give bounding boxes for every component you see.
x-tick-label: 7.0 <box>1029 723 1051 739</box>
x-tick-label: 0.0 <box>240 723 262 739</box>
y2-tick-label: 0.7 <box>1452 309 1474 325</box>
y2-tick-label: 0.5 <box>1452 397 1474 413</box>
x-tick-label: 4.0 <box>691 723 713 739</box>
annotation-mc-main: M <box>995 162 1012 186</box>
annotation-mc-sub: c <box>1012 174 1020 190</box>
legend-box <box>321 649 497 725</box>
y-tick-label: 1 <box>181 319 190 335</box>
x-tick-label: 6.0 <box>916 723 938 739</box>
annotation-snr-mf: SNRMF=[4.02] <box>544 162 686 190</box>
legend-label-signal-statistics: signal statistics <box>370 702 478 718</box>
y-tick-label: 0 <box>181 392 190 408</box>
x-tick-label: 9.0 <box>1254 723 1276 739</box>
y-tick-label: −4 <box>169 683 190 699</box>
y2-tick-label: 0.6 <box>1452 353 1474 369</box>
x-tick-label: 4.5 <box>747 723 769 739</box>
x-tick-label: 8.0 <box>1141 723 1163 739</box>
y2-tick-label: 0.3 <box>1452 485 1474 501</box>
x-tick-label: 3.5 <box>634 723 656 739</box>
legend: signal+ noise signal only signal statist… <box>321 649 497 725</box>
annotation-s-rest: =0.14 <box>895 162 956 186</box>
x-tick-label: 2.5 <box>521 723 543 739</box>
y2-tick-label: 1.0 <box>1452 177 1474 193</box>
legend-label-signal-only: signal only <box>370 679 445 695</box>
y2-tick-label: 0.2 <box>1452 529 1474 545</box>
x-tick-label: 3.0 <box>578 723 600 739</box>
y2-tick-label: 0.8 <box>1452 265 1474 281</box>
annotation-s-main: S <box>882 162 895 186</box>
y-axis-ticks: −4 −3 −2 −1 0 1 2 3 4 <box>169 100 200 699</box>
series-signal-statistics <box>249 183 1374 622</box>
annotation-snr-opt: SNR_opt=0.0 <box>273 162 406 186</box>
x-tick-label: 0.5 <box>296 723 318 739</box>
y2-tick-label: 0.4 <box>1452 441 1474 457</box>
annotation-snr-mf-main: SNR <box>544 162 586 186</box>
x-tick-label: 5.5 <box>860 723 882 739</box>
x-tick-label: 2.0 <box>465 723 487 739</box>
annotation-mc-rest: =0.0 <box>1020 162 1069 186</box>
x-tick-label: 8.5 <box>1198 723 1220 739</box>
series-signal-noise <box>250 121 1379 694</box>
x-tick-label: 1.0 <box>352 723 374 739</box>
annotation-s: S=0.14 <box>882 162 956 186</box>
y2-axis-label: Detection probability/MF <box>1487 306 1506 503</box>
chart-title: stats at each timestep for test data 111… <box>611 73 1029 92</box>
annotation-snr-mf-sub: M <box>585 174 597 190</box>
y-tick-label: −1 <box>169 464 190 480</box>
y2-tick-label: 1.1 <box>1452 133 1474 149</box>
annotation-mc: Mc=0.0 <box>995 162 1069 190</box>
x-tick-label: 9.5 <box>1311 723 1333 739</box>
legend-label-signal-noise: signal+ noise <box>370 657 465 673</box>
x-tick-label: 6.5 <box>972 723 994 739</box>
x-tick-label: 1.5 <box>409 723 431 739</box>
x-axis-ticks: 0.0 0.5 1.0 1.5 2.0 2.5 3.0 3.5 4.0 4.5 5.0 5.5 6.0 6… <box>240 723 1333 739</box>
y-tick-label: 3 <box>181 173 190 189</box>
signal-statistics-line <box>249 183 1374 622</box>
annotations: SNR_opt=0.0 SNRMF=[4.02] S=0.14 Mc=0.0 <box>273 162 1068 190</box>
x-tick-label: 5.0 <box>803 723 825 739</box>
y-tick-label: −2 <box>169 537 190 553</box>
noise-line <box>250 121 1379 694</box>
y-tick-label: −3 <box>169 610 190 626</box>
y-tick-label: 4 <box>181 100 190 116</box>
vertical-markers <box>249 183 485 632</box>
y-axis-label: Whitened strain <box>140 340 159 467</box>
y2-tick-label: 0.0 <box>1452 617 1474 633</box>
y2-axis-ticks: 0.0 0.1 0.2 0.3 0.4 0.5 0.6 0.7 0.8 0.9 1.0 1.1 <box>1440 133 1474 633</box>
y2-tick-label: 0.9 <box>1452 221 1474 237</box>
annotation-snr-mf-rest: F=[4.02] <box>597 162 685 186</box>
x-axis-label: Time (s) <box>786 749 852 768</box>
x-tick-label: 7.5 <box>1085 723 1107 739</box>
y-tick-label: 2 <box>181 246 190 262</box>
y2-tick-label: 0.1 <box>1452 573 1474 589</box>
---+---
Written task: Present each of the lines above as an item in a numbered list, omitting any blank lines.

Complete output:
1. give bounding boxes for every component you see.
2. x-tick-label: 7.0 <box>1029 723 1051 739</box>
3. x-tick-label: 0.0 <box>240 723 262 739</box>
4. y2-tick-label: 0.7 <box>1452 309 1474 325</box>
5. y2-tick-label: 0.5 <box>1452 397 1474 413</box>
6. x-tick-label: 4.0 <box>691 723 713 739</box>
7. annotation-mc-main: M <box>995 162 1012 186</box>
8. annotation-mc-sub: c <box>1012 174 1020 190</box>
9. legend-box <box>321 649 497 725</box>
10. y-tick-label: 1 <box>181 319 190 335</box>
11. x-tick-label: 6.0 <box>916 723 938 739</box>
12. annotation-snr-mf: SNRMF=[4.02] <box>544 162 686 190</box>
13. legend-label-signal-statistics: signal statistics <box>370 702 478 718</box>
14. y-tick-label: 0 <box>181 392 190 408</box>
15. x-tick-label: 9.0 <box>1254 723 1276 739</box>
16. y-tick-label: −4 <box>169 683 190 699</box>
17. y2-tick-label: 0.6 <box>1452 353 1474 369</box>
18. x-tick-label: 4.5 <box>747 723 769 739</box>
19. x-tick-label: 8.0 <box>1141 723 1163 739</box>
20. y2-tick-label: 0.3 <box>1452 485 1474 501</box>
21. x-tick-label: 3.5 <box>634 723 656 739</box>
22. legend: signal+ noise signal only signal statist… <box>321 649 497 725</box>
23. annotation-s-rest: =0.14 <box>895 162 956 186</box>
24. x-tick-label: 2.5 <box>521 723 543 739</box>
25. y2-tick-label: 1.0 <box>1452 177 1474 193</box>
26. legend-label-signal-only: signal only <box>370 679 445 695</box>
27. y2-tick-label: 0.2 <box>1452 529 1474 545</box>
28. x-tick-label: 3.0 <box>578 723 600 739</box>
29. y2-tick-label: 0.8 <box>1452 265 1474 281</box>
30. annotation-s-main: S <box>882 162 895 186</box>
31. y-axis-ticks: −4 −3 −2 −1 0 1 2 3 4 <box>169 100 200 699</box>
32. series-signal-statistics <box>249 183 1374 622</box>
33. annotation-snr-opt: SNR_opt=0.0 <box>273 162 406 186</box>
34. x-tick-label: 0.5 <box>296 723 318 739</box>
35. y2-tick-label: 0.4 <box>1452 441 1474 457</box>
36. annotation-snr-mf-main: SNR <box>544 162 586 186</box>
37. x-tick-label: 5.5 <box>860 723 882 739</box>
38. x-tick-label: 2.0 <box>465 723 487 739</box>
39. annotation-mc-rest: =0.0 <box>1020 162 1069 186</box>
40. x-tick-label: 8.5 <box>1198 723 1220 739</box>
41. series-signal-noise <box>250 121 1379 694</box>
42. x-tick-label: 1.0 <box>352 723 374 739</box>
43. annotation-s: S=0.14 <box>882 162 956 186</box>
44. y2-axis-label: Detection probability/MF <box>1487 306 1506 503</box>
45. chart-title: stats at each timestep for test data 111… <box>611 73 1029 92</box>
46. annotation-snr-mf-sub: M <box>585 174 597 190</box>
47. y-tick-label: −1 <box>169 464 190 480</box>
48. y2-tick-label: 1.1 <box>1452 133 1474 149</box>
49. annotation-mc: Mc=0.0 <box>995 162 1069 190</box>
50. x-tick-label: 9.5 <box>1311 723 1333 739</box>
51. legend-label-signal-noise: signal+ noise <box>370 657 465 673</box>
52. x-tick-label: 6.5 <box>972 723 994 739</box>
53. x-tick-label: 1.5 <box>409 723 431 739</box>
54. x-axis-ticks: 0.0 0.5 1.0 1.5 2.0 2.5 3.0 3.5 4.0 4.5 5.0 5.5 6.0 6… <box>240 723 1333 739</box>
55. y-tick-label: 3 <box>181 173 190 189</box>
56. signal-statistics-line <box>249 183 1374 622</box>
57. annotations: SNR_opt=0.0 SNRMF=[4.02] S=0.14 Mc=0.0 <box>273 162 1068 190</box>
58. x-tick-label: 5.0 <box>803 723 825 739</box>
59. y-tick-label: −2 <box>169 537 190 553</box>
60. noise-line <box>250 121 1379 694</box>
61. y-tick-label: −3 <box>169 610 190 626</box>
62. y-tick-label: 4 <box>181 100 190 116</box>
63. vertical-markers <box>249 183 485 632</box>
64. y-axis-label: Whitened strain <box>140 340 159 467</box>
65. y2-tick-label: 0.0 <box>1452 617 1474 633</box>
66. y2-axis-ticks: 0.0 0.1 0.2 0.3 0.4 0.5 0.6 0.7 0.8 0.9 1.0 1.1 <box>1440 133 1474 633</box>
67. y2-tick-label: 0.9 <box>1452 221 1474 237</box>
68. annotation-snr-mf-rest: F=[4.02] <box>597 162 685 186</box>
69. x-axis-label: Time (s) <box>786 749 852 768</box>
70. x-tick-label: 7.5 <box>1085 723 1107 739</box>
71. y-tick-label: 2 <box>181 246 190 262</box>
72. y2-tick-label: 0.1 <box>1452 573 1474 589</box>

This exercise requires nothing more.